[Data tied to figure images]
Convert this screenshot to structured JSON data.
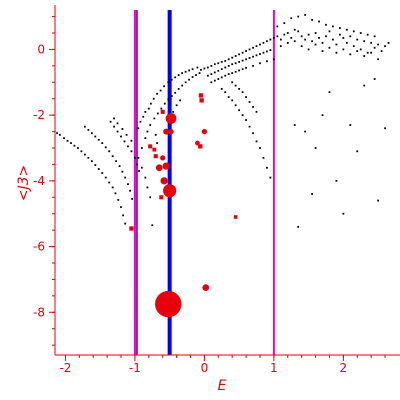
{
  "chart_data": {
    "type": "scatter",
    "xlabel": "E",
    "ylabel": "<J3>",
    "xlim": [
      -2.15,
      2.7
    ],
    "ylim": [
      -9.3,
      1.2
    ],
    "x_ticks": [
      "-2",
      "-1",
      "0",
      "1",
      "2"
    ],
    "x_tick_values": [
      -2,
      -1,
      0,
      1,
      2
    ],
    "y_ticks": [
      "0",
      "-2",
      "-4",
      "-6",
      "-8"
    ],
    "y_tick_values": [
      0,
      -2,
      -4,
      -6,
      -8
    ],
    "colors": {
      "axes": "#e8000b",
      "black_points": "#000000",
      "red_points": "#e8000b",
      "blue_line": "#0000ee",
      "magenta_line": "#e000e0",
      "purple_line": "#a0209a"
    },
    "vertical_lines": [
      {
        "x": -1.0,
        "color": "#e000e0"
      },
      {
        "x": -1.0,
        "color": "#a0209a"
      },
      {
        "x": -0.5,
        "color": "#0000ee"
      },
      {
        "x": 1.0,
        "color": "#e000e0"
      }
    ],
    "red_points": [
      {
        "x": -0.52,
        "y": -7.75,
        "weight": 1.0
      },
      {
        "x": -0.5,
        "y": -4.3,
        "weight": 0.45
      },
      {
        "x": -0.48,
        "y": -2.1,
        "weight": 0.35
      },
      {
        "x": -0.55,
        "y": -3.55,
        "weight": 0.2
      },
      {
        "x": -0.58,
        "y": -4.0,
        "weight": 0.2
      },
      {
        "x": -0.65,
        "y": -3.6,
        "weight": 0.18
      },
      {
        "x": -0.6,
        "y": -3.3,
        "weight": 0.12
      },
      {
        "x": -0.55,
        "y": -2.5,
        "weight": 0.15
      },
      {
        "x": -0.48,
        "y": -2.5,
        "weight": 0.12
      },
      {
        "x": 0.02,
        "y": -7.25,
        "weight": 0.18
      },
      {
        "x": 0.0,
        "y": -2.5,
        "weight": 0.12
      },
      {
        "x": -0.1,
        "y": -2.85,
        "weight": 0.1
      },
      {
        "x": -0.06,
        "y": -2.95,
        "weight": 0.08
      },
      {
        "x": -0.05,
        "y": -1.4,
        "weight": 0.08
      },
      {
        "x": -0.04,
        "y": -1.55,
        "weight": 0.08
      },
      {
        "x": -0.7,
        "y": -3.25,
        "weight": 0.07
      },
      {
        "x": -0.78,
        "y": -2.95,
        "weight": 0.07
      },
      {
        "x": -0.72,
        "y": -3.05,
        "weight": 0.06
      },
      {
        "x": -0.6,
        "y": -1.9,
        "weight": 0.07
      },
      {
        "x": -0.62,
        "y": -4.5,
        "weight": 0.07
      },
      {
        "x": -1.05,
        "y": -5.45,
        "weight": 0.08
      },
      {
        "x": 0.45,
        "y": -5.1,
        "weight": 0.05
      }
    ],
    "black_points": [
      [
        -2.12,
        -2.55
      ],
      [
        -2.08,
        -2.6
      ],
      [
        -2.02,
        -2.7
      ],
      [
        -1.97,
        -2.78
      ],
      [
        -1.92,
        -2.85
      ],
      [
        -1.87,
        -2.93
      ],
      [
        -1.82,
        -3.0
      ],
      [
        -1.77,
        -3.1
      ],
      [
        -1.72,
        -3.2
      ],
      [
        -1.67,
        -3.3
      ],
      [
        -1.62,
        -3.4
      ],
      [
        -1.57,
        -3.52
      ],
      [
        -1.52,
        -3.64
      ],
      [
        -1.47,
        -3.76
      ],
      [
        -1.42,
        -3.9
      ],
      [
        -1.37,
        -4.05
      ],
      [
        -1.32,
        -4.2
      ],
      [
        -1.28,
        -4.38
      ],
      [
        -1.24,
        -4.58
      ],
      [
        -1.2,
        -4.8
      ],
      [
        -1.17,
        -5.05
      ],
      [
        -1.14,
        -5.3
      ],
      [
        -1.72,
        -2.35
      ],
      [
        -1.67,
        -2.45
      ],
      [
        -1.62,
        -2.55
      ],
      [
        -1.57,
        -2.65
      ],
      [
        -1.52,
        -2.75
      ],
      [
        -1.47,
        -2.85
      ],
      [
        -1.42,
        -2.98
      ],
      [
        -1.37,
        -3.1
      ],
      [
        -1.32,
        -3.25
      ],
      [
        -1.27,
        -3.4
      ],
      [
        -1.22,
        -3.55
      ],
      [
        -1.18,
        -3.72
      ],
      [
        -1.14,
        -3.9
      ],
      [
        -1.1,
        -4.1
      ],
      [
        -1.07,
        -4.3
      ],
      [
        -1.04,
        -4.55
      ],
      [
        -1.35,
        -2.2
      ],
      [
        -1.3,
        -2.35
      ],
      [
        -1.25,
        -2.5
      ],
      [
        -1.2,
        -2.65
      ],
      [
        -1.15,
        -2.8
      ],
      [
        -1.1,
        -2.95
      ],
      [
        -1.05,
        -3.1
      ],
      [
        -1.0,
        -3.3
      ],
      [
        -0.97,
        -3.5
      ],
      [
        -0.94,
        -3.7
      ],
      [
        -1.3,
        -2.1
      ],
      [
        -1.25,
        -2.25
      ],
      [
        -1.18,
        -2.42
      ],
      [
        -1.12,
        -2.6
      ],
      [
        -1.05,
        -2.78
      ],
      [
        -0.95,
        -2.4
      ],
      [
        -0.92,
        -2.2
      ],
      [
        -0.88,
        -2.05
      ],
      [
        -0.85,
        -1.9
      ],
      [
        -0.8,
        -1.8
      ],
      [
        -0.77,
        -1.65
      ],
      [
        -0.73,
        -1.5
      ],
      [
        -0.68,
        -1.35
      ],
      [
        -0.63,
        -1.25
      ],
      [
        -0.58,
        -1.12
      ],
      [
        -0.52,
        -1.0
      ],
      [
        -0.47,
        -0.92
      ],
      [
        -0.42,
        -0.85
      ],
      [
        -0.37,
        -0.78
      ],
      [
        -0.32,
        -0.72
      ],
      [
        -0.27,
        -0.68
      ],
      [
        -0.22,
        -0.64
      ],
      [
        -0.17,
        -0.6
      ],
      [
        -0.1,
        -0.55
      ],
      [
        -0.9,
        -3.0
      ],
      [
        -0.85,
        -2.7
      ],
      [
        -0.82,
        -2.5
      ],
      [
        -0.78,
        -2.3
      ],
      [
        -0.72,
        -2.1
      ],
      [
        -0.67,
        -1.95
      ],
      [
        -0.62,
        -1.8
      ],
      [
        -0.57,
        -1.65
      ],
      [
        -0.52,
        -1.52
      ],
      [
        -0.47,
        -1.42
      ],
      [
        -0.42,
        -1.32
      ],
      [
        -0.37,
        -1.2
      ],
      [
        -0.32,
        -1.1
      ],
      [
        -0.27,
        -1.0
      ],
      [
        -0.22,
        -0.92
      ],
      [
        -0.17,
        -0.84
      ],
      [
        -0.12,
        -0.78
      ],
      [
        -0.07,
        -0.72
      ],
      [
        -0.95,
        -3.3
      ],
      [
        -0.9,
        -3.6
      ],
      [
        -0.85,
        -3.9
      ],
      [
        -0.82,
        -4.2
      ],
      [
        -0.78,
        -4.5
      ],
      [
        -0.75,
        -5.35
      ],
      [
        -0.7,
        -2.6
      ],
      [
        -0.68,
        -2.85
      ],
      [
        -0.45,
        -1.9
      ],
      [
        -0.4,
        -1.7
      ],
      [
        -0.35,
        -1.55
      ],
      [
        -0.05,
        -0.62
      ],
      [
        0.0,
        -0.58
      ],
      [
        0.05,
        -0.55
      ],
      [
        0.1,
        -0.5
      ],
      [
        0.15,
        -0.45
      ],
      [
        0.2,
        -0.42
      ],
      [
        0.25,
        -0.38
      ],
      [
        0.3,
        -0.35
      ],
      [
        0.35,
        -0.3
      ],
      [
        0.4,
        -0.25
      ],
      [
        0.45,
        -0.2
      ],
      [
        0.5,
        -0.15
      ],
      [
        0.55,
        -0.1
      ],
      [
        0.6,
        -0.05
      ],
      [
        0.65,
        0.0
      ],
      [
        0.7,
        0.05
      ],
      [
        0.75,
        0.1
      ],
      [
        0.8,
        0.15
      ],
      [
        0.85,
        0.2
      ],
      [
        0.9,
        0.25
      ],
      [
        0.95,
        0.3
      ],
      [
        1.0,
        0.35
      ],
      [
        0.05,
        -0.8
      ],
      [
        0.1,
        -0.75
      ],
      [
        0.15,
        -0.7
      ],
      [
        0.2,
        -0.65
      ],
      [
        0.25,
        -0.6
      ],
      [
        0.3,
        -0.55
      ],
      [
        0.35,
        -0.5
      ],
      [
        0.4,
        -0.45
      ],
      [
        0.45,
        -0.42
      ],
      [
        0.5,
        -0.38
      ],
      [
        0.55,
        -0.34
      ],
      [
        0.6,
        -0.3
      ],
      [
        0.65,
        -0.26
      ],
      [
        0.7,
        -0.22
      ],
      [
        0.75,
        -0.18
      ],
      [
        0.8,
        -0.14
      ],
      [
        0.85,
        -0.1
      ],
      [
        0.9,
        -0.06
      ],
      [
        0.95,
        -0.02
      ],
      [
        0.1,
        -1.0
      ],
      [
        0.15,
        -0.95
      ],
      [
        0.2,
        -0.9
      ],
      [
        0.25,
        -0.85
      ],
      [
        0.3,
        -0.8
      ],
      [
        0.35,
        -0.75
      ],
      [
        0.4,
        -0.72
      ],
      [
        0.45,
        -0.68
      ],
      [
        0.5,
        -0.64
      ],
      [
        0.55,
        -0.6
      ],
      [
        0.6,
        -0.56
      ],
      [
        0.7,
        -0.5
      ],
      [
        0.8,
        -0.42
      ],
      [
        0.9,
        -0.36
      ],
      [
        0.25,
        -1.2
      ],
      [
        0.3,
        -1.3
      ],
      [
        0.35,
        -1.45
      ],
      [
        0.4,
        -1.55
      ],
      [
        0.45,
        -1.7
      ],
      [
        0.5,
        -1.85
      ],
      [
        0.55,
        -2.0
      ],
      [
        0.6,
        -2.15
      ],
      [
        0.65,
        -2.35
      ],
      [
        0.7,
        -2.55
      ],
      [
        0.75,
        -2.8
      ],
      [
        0.8,
        -3.0
      ],
      [
        0.85,
        -3.3
      ],
      [
        0.9,
        -3.6
      ],
      [
        0.95,
        -3.9
      ],
      [
        0.4,
        -1.0
      ],
      [
        0.45,
        -1.1
      ],
      [
        0.5,
        -1.2
      ],
      [
        0.55,
        -1.3
      ],
      [
        0.6,
        -1.45
      ],
      [
        0.65,
        -1.6
      ],
      [
        0.7,
        -1.75
      ],
      [
        0.75,
        -1.9
      ],
      [
        1.0,
        -0.3
      ],
      [
        1.05,
        0.4
      ],
      [
        1.1,
        0.3
      ],
      [
        1.15,
        0.45
      ],
      [
        1.2,
        0.5
      ],
      [
        1.25,
        0.35
      ],
      [
        1.3,
        0.6
      ],
      [
        1.35,
        0.55
      ],
      [
        1.4,
        0.4
      ],
      [
        1.45,
        0.3
      ],
      [
        1.5,
        0.45
      ],
      [
        1.55,
        0.25
      ],
      [
        1.6,
        0.5
      ],
      [
        1.65,
        0.35
      ],
      [
        1.7,
        0.2
      ],
      [
        1.75,
        0.4
      ],
      [
        1.8,
        0.55
      ],
      [
        1.85,
        0.3
      ],
      [
        1.9,
        0.15
      ],
      [
        1.95,
        0.45
      ],
      [
        2.0,
        0.35
      ],
      [
        2.05,
        0.2
      ],
      [
        2.1,
        0.4
      ],
      [
        2.15,
        0.1
      ],
      [
        2.2,
        0.3
      ],
      [
        2.25,
        0.0
      ],
      [
        2.3,
        0.25
      ],
      [
        2.35,
        -0.1
      ],
      [
        2.4,
        0.2
      ],
      [
        2.45,
        0.05
      ],
      [
        2.5,
        0.15
      ],
      [
        2.55,
        -0.05
      ],
      [
        2.6,
        0.1
      ],
      [
        2.65,
        0.2
      ],
      [
        1.1,
        0.1
      ],
      [
        1.2,
        0.2
      ],
      [
        1.3,
        0.25
      ],
      [
        1.4,
        0.1
      ],
      [
        1.5,
        0.0
      ],
      [
        1.6,
        0.15
      ],
      [
        1.7,
        -0.05
      ],
      [
        1.8,
        0.05
      ],
      [
        1.9,
        -0.1
      ],
      [
        2.0,
        0.0
      ],
      [
        2.1,
        -0.15
      ],
      [
        2.2,
        -0.05
      ],
      [
        2.3,
        -0.2
      ],
      [
        2.4,
        -0.1
      ],
      [
        2.5,
        -0.3
      ],
      [
        1.05,
        0.7
      ],
      [
        1.15,
        0.8
      ],
      [
        1.25,
        0.95
      ],
      [
        1.35,
        1.0
      ],
      [
        1.45,
        1.05
      ],
      [
        1.55,
        0.9
      ],
      [
        1.65,
        0.85
      ],
      [
        1.75,
        0.75
      ],
      [
        1.85,
        0.7
      ],
      [
        1.95,
        0.65
      ],
      [
        2.05,
        0.6
      ],
      [
        2.15,
        0.55
      ],
      [
        2.25,
        0.5
      ],
      [
        2.35,
        0.45
      ],
      [
        2.45,
        0.4
      ],
      [
        1.3,
        -2.3
      ],
      [
        1.45,
        -2.5
      ],
      [
        1.6,
        -3.0
      ],
      [
        1.7,
        -2.0
      ],
      [
        1.8,
        -1.3
      ],
      [
        2.1,
        -2.3
      ],
      [
        2.2,
        -3.1
      ],
      [
        2.3,
        -1.1
      ],
      [
        2.45,
        -0.9
      ],
      [
        2.6,
        -2.4
      ],
      [
        1.9,
        -4.0
      ],
      [
        2.0,
        -5.0
      ],
      [
        1.35,
        -5.4
      ],
      [
        1.55,
        -4.4
      ],
      [
        2.5,
        -4.6
      ]
    ]
  }
}
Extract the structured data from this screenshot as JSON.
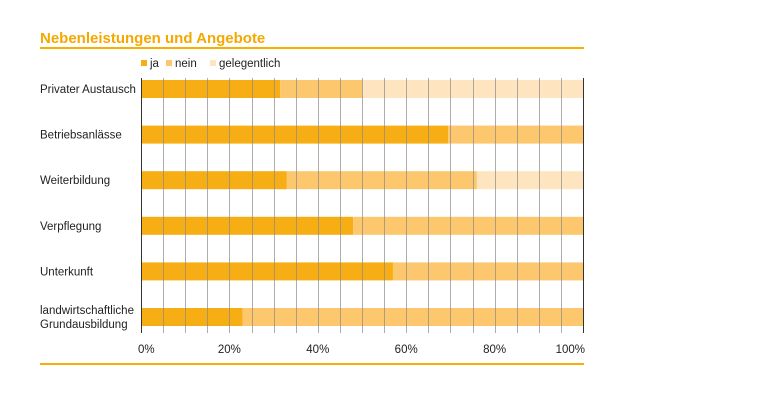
{
  "title": "Nebenleistungen und Angebote",
  "colors": {
    "ja": "#f7ad14",
    "nein": "#fdc76d",
    "gelegentlich": "#fee5bf",
    "accent": "#f5a800",
    "grid": "#8a8a8a"
  },
  "chart_data": {
    "type": "bar",
    "orientation": "horizontal",
    "stacked": true,
    "title": "Nebenleistungen und Angebote",
    "xlabel": "",
    "ylabel": "",
    "xlim": [
      0,
      100
    ],
    "ticks": [
      "0%",
      "20%",
      "40%",
      "60%",
      "80%",
      "100%"
    ],
    "tick_values": [
      0,
      20,
      40,
      60,
      80,
      100
    ],
    "grid": true,
    "legend_position": "top-left",
    "categories": [
      [
        "Privater Austausch"
      ],
      [
        "Betriebsanlässe"
      ],
      [
        "Weiterbildung"
      ],
      [
        "Verpflegung"
      ],
      [
        "Unterkunft"
      ],
      [
        "landwirtschaftliche",
        "Grundausbildung"
      ]
    ],
    "series": [
      {
        "name": "ja",
        "values": [
          31.5,
          69.5,
          33,
          48,
          57,
          23
        ]
      },
      {
        "name": "nein",
        "values": [
          18.5,
          30.5,
          43,
          52,
          43,
          77
        ]
      },
      {
        "name": "gelegentlich",
        "values": [
          50,
          0,
          24,
          0,
          0,
          0
        ]
      }
    ]
  }
}
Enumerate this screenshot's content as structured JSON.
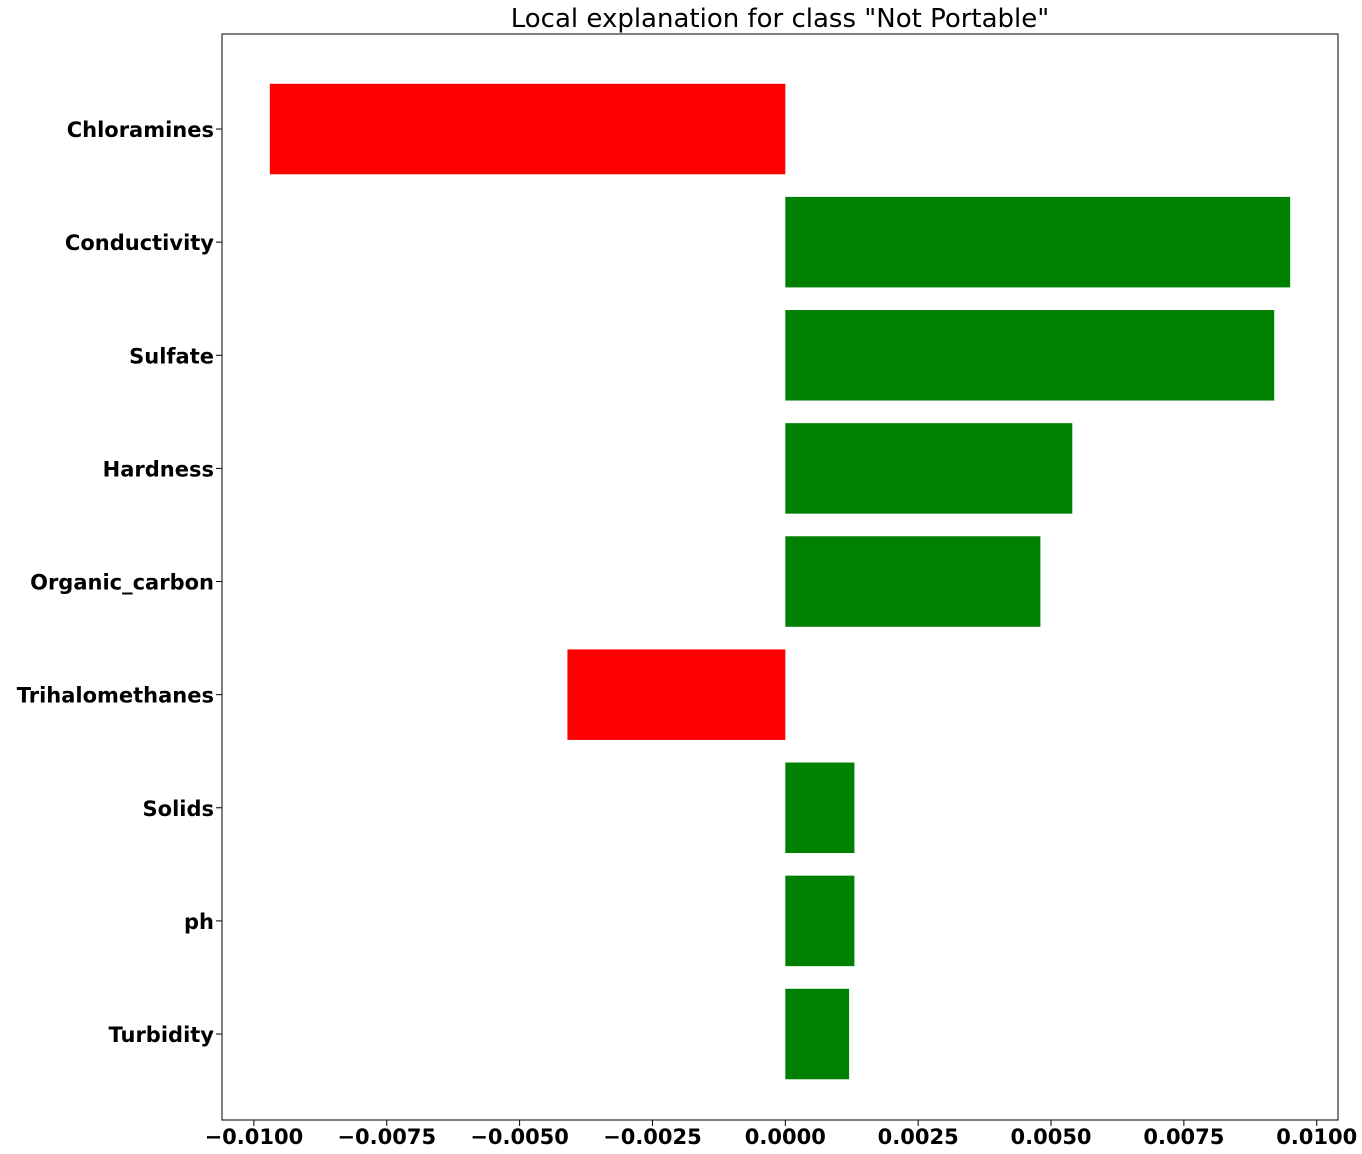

- [Exercise description]:
Scan the lines for the string "Nebenleistungen". Copy out each line that matches.

- [Output of the task]:
  "title": "Nebenleistungen und Angebote",
    "title": "Nebenleistungen und Angebote",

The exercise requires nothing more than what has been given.